##### PASSAGE #####
Wiki2html

From openZIM
Revision as of 18:59, 21 February 2009 by Josch (talk | contribs) (initial version)
(diff) ← Older revision | Latest revision (diff) | Newer revision → (diff)
Jump to navigation Jump to search

Dumping is REALLY time consuming! Depending on the wikipedia you want to prepare this can take DAYS to WEEKS!

All benchmark results I present here were done on an Intel Core2Quad 6600 overclocked to 3GHz.

Synopsis

You will import the wikipedia database snapshot into a local correctly configured and patched mediawiki, then you dump everything onto your harddrive as a postgresql data dump containing optimized and stripped down html.

install prerequisites

sudo apt-get install apache2 php5 php5-mysql mysql-server php5-xsl php5-tidy php5-cli subversion gij bzip2

or

yum install httpd php php-mysql mysql-server mysql-client php-xml php-tidy php-cli subversion java-1.5.0-gcj bzip2

apache2 is optional and only needed if you want to install via web interface or want to check check wether your data import looks correct.

get to run a local mediawiki

checkout latest mediawiki to whatever folder your webserver of choice publishes and install all you need to set mediawiki up on localhost.
##### RECORD EXCERPTS #####
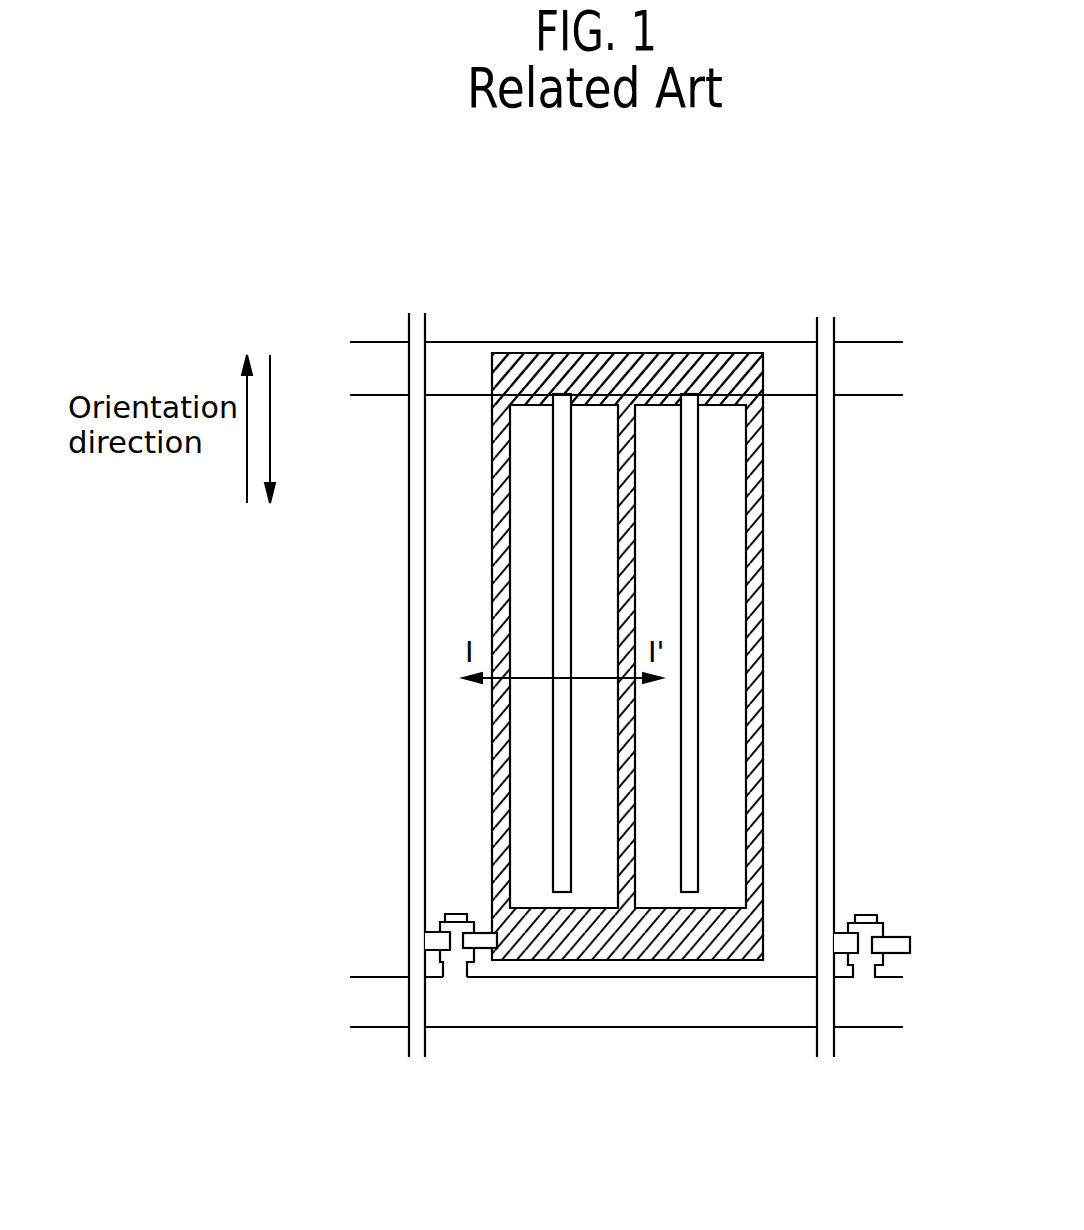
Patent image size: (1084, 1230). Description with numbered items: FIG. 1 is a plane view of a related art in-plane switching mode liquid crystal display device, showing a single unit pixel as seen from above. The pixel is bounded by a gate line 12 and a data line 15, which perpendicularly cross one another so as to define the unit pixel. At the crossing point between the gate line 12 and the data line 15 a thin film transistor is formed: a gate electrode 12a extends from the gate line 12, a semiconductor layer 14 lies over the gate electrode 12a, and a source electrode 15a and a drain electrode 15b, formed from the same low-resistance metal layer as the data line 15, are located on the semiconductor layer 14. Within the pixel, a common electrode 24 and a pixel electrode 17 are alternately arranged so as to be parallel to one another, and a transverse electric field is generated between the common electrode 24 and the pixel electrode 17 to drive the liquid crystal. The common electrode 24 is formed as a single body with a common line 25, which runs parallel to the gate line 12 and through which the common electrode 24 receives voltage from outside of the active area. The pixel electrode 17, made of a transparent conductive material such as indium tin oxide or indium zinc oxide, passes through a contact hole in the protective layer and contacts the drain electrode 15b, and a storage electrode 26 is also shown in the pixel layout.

The gate line 12 is at (638, 1005).
The gate electrode 12a is at (455, 973).
The semiconductor layer 14 is at (443, 917).
The data line 15 is at (417, 772).
The source electrode 15a is at (443, 942).
The drain electrode 15b is at (480, 943).
The pixel electrode 17 is at (622, 583).
The common electrode 24 is at (560, 495).
The common line 25 is at (788, 367).
The storage electrode 26 is at (638, 366).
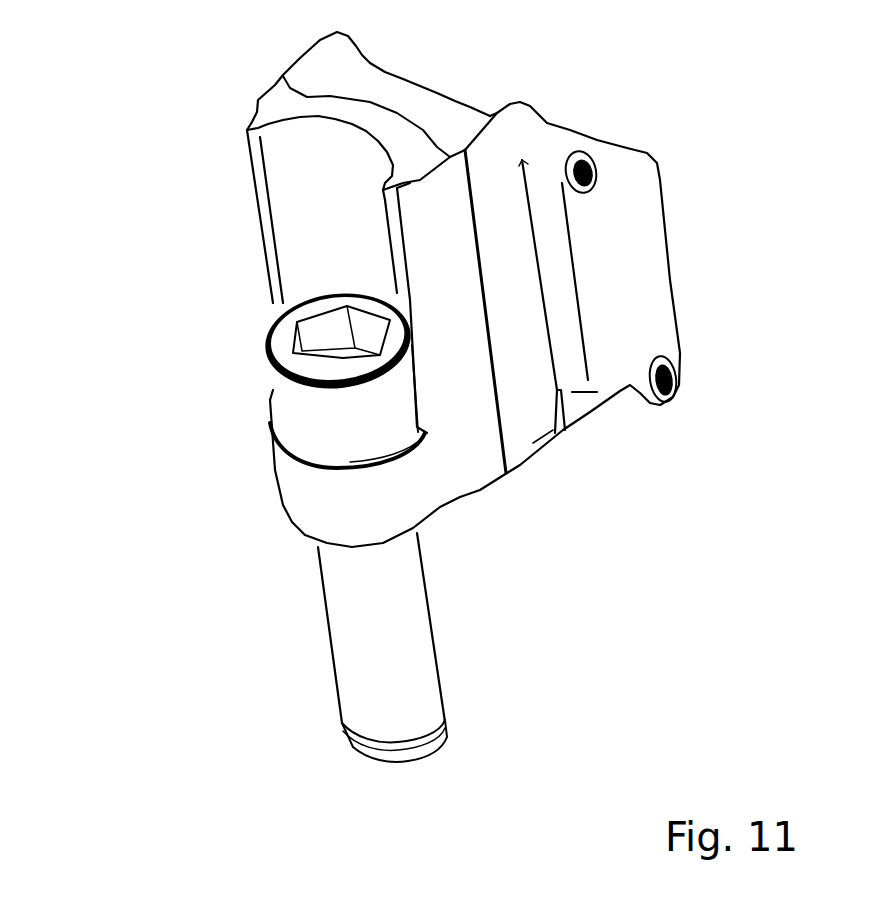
#####
ACTIONS TO TAKE:
1: Please echo the stretch of the Wiki2html page from "You will import" through "import looks correct.".
2: Translate this sentence from the Wiki2html page into Spanish: "All benchmark results I present here were done on an Intel Core2Quad 6600 overclocked to 3GHz."
3: Pick up the Wiki2html page after its last sentence and carry it on.
The listing is separate material and not part of the Wiki2html page.

RESPONSES TO THE TASKS:
1:
You will import the wikipedia database snapshot into a local correctly configured and patched mediawiki, then you dump everything onto your harddrive as a postgresql data dump containing optimized and stripped down html.

install prerequisites

sudo apt-get install apache2 php5 php5-mysql mysql-server php5-xsl php5-tidy php5-cli subversion gij bzip2

or

yum install httpd php php-mysql mysql-server mysql-client php-xml php-tidy php-cli subversion java-1.5.0-gcj bzip2

apache2 is optional and only needed if you want to install via web interface or want to check check wether your data import looks correct.

2: Todos los resultados de las pruebas de rendimiento que presento aquí se obtuvieron en un Intel Core2Quad 6600 con overclock a 3GHz.

3:
svn checkout http://svn.wikimedia.org/svnroot/mediawiki/trunk/phase3 /var/www

delete the extensions dir and import the official extensions:

rm -rf /var/www/extensions
svn checkout http://svn.wikimedia.org/svnroot/mediawiki/trunk/extensions /var/www/extensions

optional: configure /etc/apache2/sites-enabled/000-default so that the mediawiki websetup loads when you access localhost. goto http://localhost and finish the mediawiki install via the webinterface installer. To copypasta the rest of this walkthrough use the root account for mysql. You only have to fill in the values marked red. When everything works proceed to the next step.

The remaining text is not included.